* Aim of the exercise:
Give every line of the listing below as a Markdown table with the columns "Row" and "Text," numbering each row. Skip blank lines and leave the pictures out of the answer.

* Data to use:
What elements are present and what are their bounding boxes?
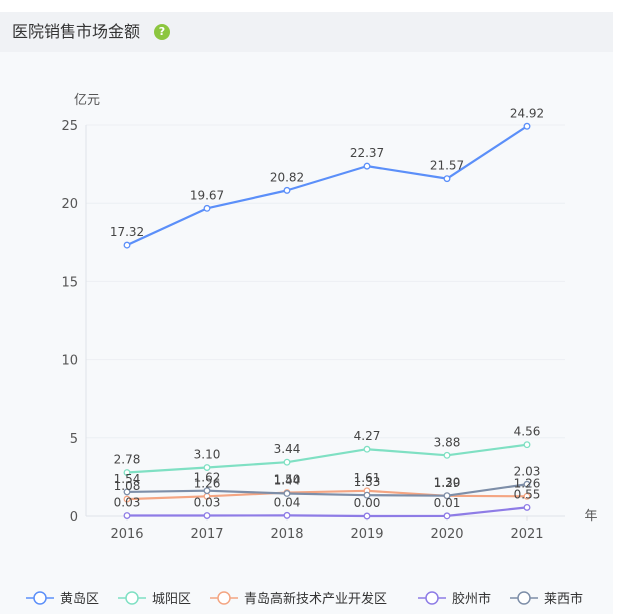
data-point[interactable] [443, 492, 451, 500]
data-label: 4.27 [354, 429, 381, 443]
data-label: 24.92 [510, 106, 544, 120]
legend-marker[interactable] [33, 591, 47, 605]
y-tick-label: 25 [61, 119, 78, 134]
data-point[interactable] [283, 458, 291, 466]
y-tick-label: 10 [61, 354, 78, 369]
x-tick-label: 2020 [430, 527, 463, 542]
data-label: 1.54 [114, 472, 141, 486]
data-label: 1.26 [514, 476, 541, 490]
data-point[interactable] [123, 469, 131, 476]
legend-marker[interactable] [425, 591, 439, 605]
x-tick-label: 2016 [110, 527, 143, 542]
series-line[interactable] [126, 483, 528, 497]
series-line[interactable] [126, 443, 528, 474]
legend-marker[interactable] [125, 591, 139, 605]
data-point[interactable] [203, 204, 211, 212]
series-line[interactable] [126, 125, 528, 247]
data-point[interactable] [363, 445, 371, 453]
data-label: 1.26 [194, 476, 221, 490]
data-point[interactable] [523, 441, 531, 449]
data-point[interactable] [203, 464, 211, 471]
data-point[interactable] [363, 162, 371, 170]
x-tick-label: 2019 [350, 527, 383, 542]
legend-label: 城阳区 [152, 592, 191, 607]
data-label: 21.57 [430, 159, 464, 173]
x-tick-label: 2017 [190, 527, 223, 542]
data-label: 1.61 [354, 471, 381, 485]
data-label: 1.62 [194, 471, 221, 485]
data-point[interactable] [523, 503, 531, 511]
data-label: 22.37 [350, 146, 384, 160]
y-tick-label: 5 [70, 432, 78, 447]
y-tick-label: 20 [61, 197, 78, 212]
legend-marker[interactable] [217, 591, 231, 605]
legend-marker[interactable] [517, 591, 531, 605]
legend-label: 黄岛区 [60, 591, 99, 607]
data-label: 3.88 [434, 435, 461, 449]
y-tick-label: 0 [70, 510, 78, 525]
data-label: 0.03 [194, 496, 221, 510]
data-point[interactable] [203, 487, 211, 495]
data-label: 2.03 [514, 464, 541, 478]
legend-label: 胶州市 [452, 591, 491, 607]
help-icon[interactable]: ? [154, 24, 170, 40]
data-label: 1.44 [274, 473, 301, 487]
y-axis-label: 亿元 [74, 93, 100, 108]
data-label: 20.82 [270, 170, 304, 184]
data-label: 3.44 [274, 442, 301, 456]
data-point[interactable] [363, 491, 371, 499]
data-point[interactable] [123, 495, 131, 503]
data-point[interactable] [203, 512, 211, 519]
data-point[interactable] [523, 492, 531, 500]
page-title: 医院销售市场金额 [12, 22, 141, 41]
data-label: 0.04 [274, 495, 301, 509]
x-tick-label: 2021 [510, 527, 543, 542]
x-tick-label: 2018 [270, 527, 303, 542]
y-tick-label: 15 [61, 275, 78, 290]
data-label: 0.01 [434, 496, 461, 510]
data-point[interactable] [123, 241, 131, 249]
series-line[interactable] [127, 506, 528, 518]
data-label: 19.67 [190, 188, 224, 202]
data-label: 1.29 [434, 476, 461, 490]
data-point[interactable] [523, 122, 531, 130]
data-point[interactable] [283, 186, 291, 194]
legend-label: 莱西市 [544, 591, 583, 607]
data-label: 0.00 [354, 496, 381, 510]
x-axis-label: 年 [584, 509, 597, 524]
chart-panel: 医院销售市场金额 ? [0, 12, 613, 614]
data-label: 2.78 [114, 453, 141, 467]
data-label: 17.32 [110, 225, 144, 239]
data-label: 0.55 [514, 487, 541, 501]
data-point[interactable] [363, 512, 371, 520]
data-label: 4.56 [514, 425, 541, 439]
data-label: 1.30 [434, 476, 461, 490]
data-point[interactable] [123, 512, 131, 519]
legend-label: 青岛高新技术产业开发区 [244, 591, 387, 607]
data-point[interactable] [283, 511, 291, 519]
data-point[interactable] [123, 488, 131, 496]
data-point[interactable] [283, 490, 291, 497]
data-point[interactable] [443, 512, 451, 520]
data-label: 1.50 [274, 473, 301, 487]
data-label: 3.10 [194, 448, 221, 462]
data-point[interactable] [443, 451, 451, 459]
data-point[interactable] [443, 175, 451, 183]
data-label: 1.08 [114, 479, 141, 493]
data-label: 0.03 [114, 496, 141, 510]
panel-header: 医院销售市场金额 ? [0, 12, 613, 52]
data-label: 1.33 [354, 475, 381, 489]
series-line[interactable] [126, 489, 528, 501]
data-point[interactable] [523, 480, 531, 488]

* Final result:
| Row | Text |
|---|---|
| 1 | What elements are present and what are their bounding boxes? |
| 2 | data-point[interactable] [443, 492, 451, 500] |
| 3 | data-label: 4.27 [354, 429, 381, 443] |
| 4 | data-label: 24.92 [510, 106, 544, 120] |
| 5 | legend-marker[interactable] [33, 591, 47, 605] |
| 6 | y-tick-label: 25 [61, 119, 78, 134] |
| 7 | data-point[interactable] [283, 458, 291, 466] |
| 8 | y-tick-label: 10 [61, 354, 78, 369] |
| 9 | x-tick-label: 2020 [430, 527, 463, 542] |
| 10 | data-label: 1.54 [114, 472, 141, 486] |
| 11 | data-label: 1.26 [514, 476, 541, 490] |
| 12 | data-point[interactable] [123, 469, 131, 476] |
| 13 | legend-marker[interactable] [425, 591, 439, 605] |
| 14 | x-tick-label: 2016 [110, 527, 143, 542] |
| 15 | series-line[interactable] [126, 483, 528, 497] |
| 16 | series-line[interactable] [126, 443, 528, 474] |
| 17 | legend-marker[interactable] [125, 591, 139, 605] |
| 18 | data-point[interactable] [203, 204, 211, 212] |
| 19 | series-line[interactable] [126, 125, 528, 247] |
| 20 | data-point[interactable] [363, 445, 371, 453] |
| 21 | data-label: 1.26 [194, 476, 221, 490] |
| 22 | data-point[interactable] [523, 441, 531, 449] |
| 23 | data-point[interactable] [203, 464, 211, 471] |
| 24 | data-point[interactable] [363, 162, 371, 170] |
| 25 | x-tick-label: 2019 [350, 527, 383, 542] |
| 26 | legend-label: 城阳区 [152, 592, 191, 607] |
| 27 | data-label: 21.57 [430, 159, 464, 173] |
| 28 | x-tick-label: 2017 [190, 527, 223, 542] |
| 29 | data-label: 1.61 [354, 471, 381, 485] |
| 30 | data-label: 1.62 [194, 471, 221, 485] |
| 31 | data-point[interactable] [523, 503, 531, 511] |
| 32 | data-label: 22.37 [350, 146, 384, 160] |
| 33 | y-tick-label: 5 [70, 432, 78, 447] |
| 34 | y-tick-label: 20 [61, 197, 78, 212] |
| 35 | legend-marker[interactable] [217, 591, 231, 605] |
| 36 | legend-marker[interactable] [517, 591, 531, 605] |
| 37 | legend-label: 黄岛区 [60, 591, 99, 607] |
| 38 | data-label: 3.88 [434, 435, 461, 449] |
| 39 | y-tick-label: 0 [70, 510, 78, 525] |
| 40 | data-label: 0.03 [194, 496, 221, 510] |
| 41 | data-point[interactable] [203, 487, 211, 495] |
| 42 | data-label: 2.03 [514, 464, 541, 478] |
| 43 | legend-label: 胶州市 [452, 591, 491, 607] |
| 44 | help-icon[interactable]: ? [154, 24, 170, 40] |
| 45 | data-label: 1.44 [274, 473, 301, 487] |
| 46 | y-axis-label: 亿元 [74, 93, 100, 108] |
| 47 | data-label: 20.82 [270, 170, 304, 184] |
| 48 | data-label: 3.44 [274, 442, 301, 456] |
| 49 | data-point[interactable] [363, 491, 371, 499] |
| 50 | data-point[interactable] [123, 495, 131, 503] |
| 51 | data-point[interactable] [203, 512, 211, 519] |
| 52 | data-point[interactable] [523, 492, 531, 500] |
| 53 | page-title: 医院销售市场金额 [12, 22, 141, 41] |
| 54 | data-label: 0.04 [274, 495, 301, 509] |
| 55 | x-tick-label: 2021 [510, 527, 543, 542] |
| 56 | x-tick-label: 2018 [270, 527, 303, 542] |
| 57 | y-tick-label: 15 [61, 275, 78, 290] |
| 58 | data-label: 0.01 [434, 496, 461, 510] |
| 59 | data-point[interactable] [123, 241, 131, 249] |
| 60 | series-line[interactable] [127, 506, 528, 518] |
| 61 | data-label: 19.67 [190, 188, 224, 202] |
| 62 | data-label: 1.29 [434, 476, 461, 490] |
| 63 | data-point[interactable] [523, 122, 531, 130] |
| 64 | data-point[interactable] [283, 186, 291, 194] |
| 65 | legend-label: 莱西市 [544, 591, 583, 607] |
| 66 | data-label: 0.00 [354, 496, 381, 510] |
| 67 | x-axis-label: 年 [584, 509, 597, 524] |
| 68 | chart-panel: 医院销售市场金额 ? [0, 12, 613, 614] |
| 69 | data-label: 2.78 [114, 453, 141, 467] |
| 70 | data-label: 17.32 [110, 225, 144, 239] |
| 71 | data-label: 0.55 [514, 487, 541, 501] |
| 72 | data-point[interactable] [363, 512, 371, 520] |
| 73 | data-label: 4.56 [514, 425, 541, 439] |
| 74 | data-label: 1.30 [434, 476, 461, 490] |
| 75 | data-point[interactable] [123, 512, 131, 519] |
| 76 | legend-label: 青岛高新技术产业开发区 [244, 591, 387, 607] |
| 77 | data-point[interactable] [283, 511, 291, 519] |
| 78 | data-point[interactable] [123, 488, 131, 496] |
| 79 | data-point[interactable] [283, 490, 291, 497] |
| 80 | data-point[interactable] [443, 512, 451, 520] |
| 81 | data-label: 1.50 [274, 473, 301, 487] |
| 82 | data-label: 3.10 [194, 448, 221, 462] |
| 83 | data-point[interactable] [443, 451, 451, 459] |
| 84 | data-point[interactable] [443, 175, 451, 183] |
| 85 | data-label: 1.08 [114, 479, 141, 493] |
| 86 | data-label: 0.03 [114, 496, 141, 510] |
| 87 | panel-header: 医院销售市场金额 ? [0, 12, 613, 52] |
| 88 | data-label: 1.33 [354, 475, 381, 489] |
| 89 | series-line[interactable] [126, 489, 528, 501] |
| 90 | data-point[interactable] [523, 480, 531, 488] |